— The exercise —
Restate the records below word for word, and omit the images they hold.

--

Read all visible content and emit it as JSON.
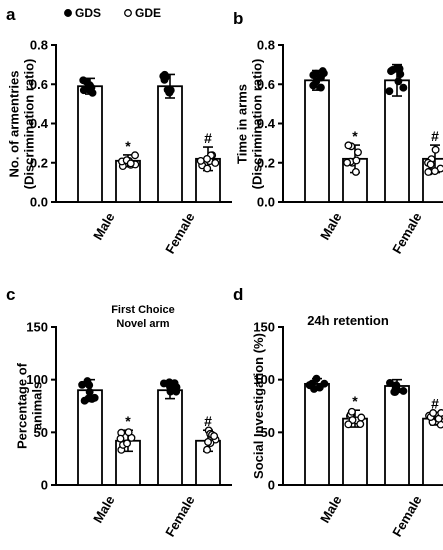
{
  "legend": {
    "gds": "GDS",
    "gde": "GDE"
  },
  "chart_data": [
    {
      "type": "bar",
      "panel": "a",
      "title": "",
      "ylabel_lines": [
        "No. of armentries",
        "(Discrimination ratio)"
      ],
      "categories": [
        "Male",
        "Female"
      ],
      "ylim": [
        0,
        0.8
      ],
      "yticks": [
        "0.0",
        "0.2",
        "0.4",
        "0.6",
        "0.8"
      ],
      "series": [
        {
          "name": "GDS",
          "values": [
            0.59,
            0.59
          ],
          "errors": [
            0.04,
            0.06
          ]
        },
        {
          "name": "GDE",
          "values": [
            0.21,
            0.22
          ],
          "errors": [
            0.03,
            0.06
          ]
        }
      ],
      "significance": [
        "*",
        "#"
      ],
      "legend_position": "top-left"
    },
    {
      "type": "bar",
      "panel": "b",
      "title": "",
      "ylabel_lines": [
        "Time in arms",
        "(Discrimination ratio)"
      ],
      "categories": [
        "Male",
        "Female"
      ],
      "ylim": [
        0,
        0.8
      ],
      "yticks": [
        "0.0",
        "0.2",
        "0.4",
        "0.6",
        "0.8"
      ],
      "series": [
        {
          "name": "GDS",
          "values": [
            0.62,
            0.62
          ],
          "errors": [
            0.05,
            0.08
          ]
        },
        {
          "name": "GDE",
          "values": [
            0.22,
            0.22
          ],
          "errors": [
            0.07,
            0.07
          ]
        }
      ],
      "significance": [
        "*",
        "#"
      ]
    },
    {
      "type": "bar",
      "panel": "c",
      "title_lines": [
        "First Choice",
        "Novel arm"
      ],
      "ylabel_lines": [
        "Percentage of",
        "animals"
      ],
      "categories": [
        "Male",
        "Female"
      ],
      "ylim": [
        0,
        150
      ],
      "yticks": [
        "0",
        "50",
        "100",
        "150"
      ],
      "series": [
        {
          "name": "GDS",
          "values": [
            90,
            90
          ],
          "errors": [
            10,
            8
          ]
        },
        {
          "name": "GDE",
          "values": [
            42,
            42
          ],
          "errors": [
            10,
            10
          ]
        }
      ],
      "significance": [
        "*",
        "#"
      ]
    },
    {
      "type": "bar",
      "panel": "d",
      "title_lines": [
        "24h retention"
      ],
      "ylabel_lines": [
        "Social Investigation (%)"
      ],
      "categories": [
        "Male",
        "Female"
      ],
      "ylim": [
        0,
        150
      ],
      "yticks": [
        "0",
        "50",
        "100",
        "150"
      ],
      "series": [
        {
          "name": "GDS",
          "values": [
            96,
            94
          ],
          "errors": [
            5,
            6
          ]
        },
        {
          "name": "GDE",
          "values": [
            63,
            63
          ],
          "errors": [
            8,
            6
          ]
        }
      ],
      "significance": [
        "*",
        "#"
      ]
    }
  ]
}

--

— Completed exercise —
Read all visible content and emit it as JSON.
{
  "legend": {
    "gds": "GDS",
    "gde": "GDE"
  },
  "chart_data": [
    {
      "type": "bar",
      "panel": "a",
      "title": "",
      "ylabel_lines": [
        "No. of armentries",
        "(Discrimination ratio)"
      ],
      "categories": [
        "Male",
        "Female"
      ],
      "ylim": [
        0,
        0.8
      ],
      "yticks": [
        "0.0",
        "0.2",
        "0.4",
        "0.6",
        "0.8"
      ],
      "series": [
        {
          "name": "GDS",
          "values": [
            0.59,
            0.59
          ],
          "errors": [
            0.04,
            0.06
          ]
        },
        {
          "name": "GDE",
          "values": [
            0.21,
            0.22
          ],
          "errors": [
            0.03,
            0.06
          ]
        }
      ],
      "significance": [
        "*",
        "#"
      ],
      "legend_position": "top-left"
    },
    {
      "type": "bar",
      "panel": "b",
      "title": "",
      "ylabel_lines": [
        "Time in arms",
        "(Discrimination ratio)"
      ],
      "categories": [
        "Male",
        "Female"
      ],
      "ylim": [
        0,
        0.8
      ],
      "yticks": [
        "0.0",
        "0.2",
        "0.4",
        "0.6",
        "0.8"
      ],
      "series": [
        {
          "name": "GDS",
          "values": [
            0.62,
            0.62
          ],
          "errors": [
            0.05,
            0.08
          ]
        },
        {
          "name": "GDE",
          "values": [
            0.22,
            0.22
          ],
          "errors": [
            0.07,
            0.07
          ]
        }
      ],
      "significance": [
        "*",
        "#"
      ]
    },
    {
      "type": "bar",
      "panel": "c",
      "title_lines": [
        "First Choice",
        "Novel arm"
      ],
      "ylabel_lines": [
        "Percentage of",
        "animals"
      ],
      "categories": [
        "Male",
        "Female"
      ],
      "ylim": [
        0,
        150
      ],
      "yticks": [
        "0",
        "50",
        "100",
        "150"
      ],
      "series": [
        {
          "name": "GDS",
          "values": [
            90,
            90
          ],
          "errors": [
            10,
            8
          ]
        },
        {
          "name": "GDE",
          "values": [
            42,
            42
          ],
          "errors": [
            10,
            10
          ]
        }
      ],
      "significance": [
        "*",
        "#"
      ]
    },
    {
      "type": "bar",
      "panel": "d",
      "title_lines": [
        "24h retention"
      ],
      "ylabel_lines": [
        "Social Investigation (%)"
      ],
      "categories": [
        "Male",
        "Female"
      ],
      "ylim": [
        0,
        150
      ],
      "yticks": [
        "0",
        "50",
        "100",
        "150"
      ],
      "series": [
        {
          "name": "GDS",
          "values": [
            96,
            94
          ],
          "errors": [
            5,
            6
          ]
        },
        {
          "name": "GDE",
          "values": [
            63,
            63
          ],
          "errors": [
            8,
            6
          ]
        }
      ],
      "significance": [
        "*",
        "#"
      ]
    }
  ]
}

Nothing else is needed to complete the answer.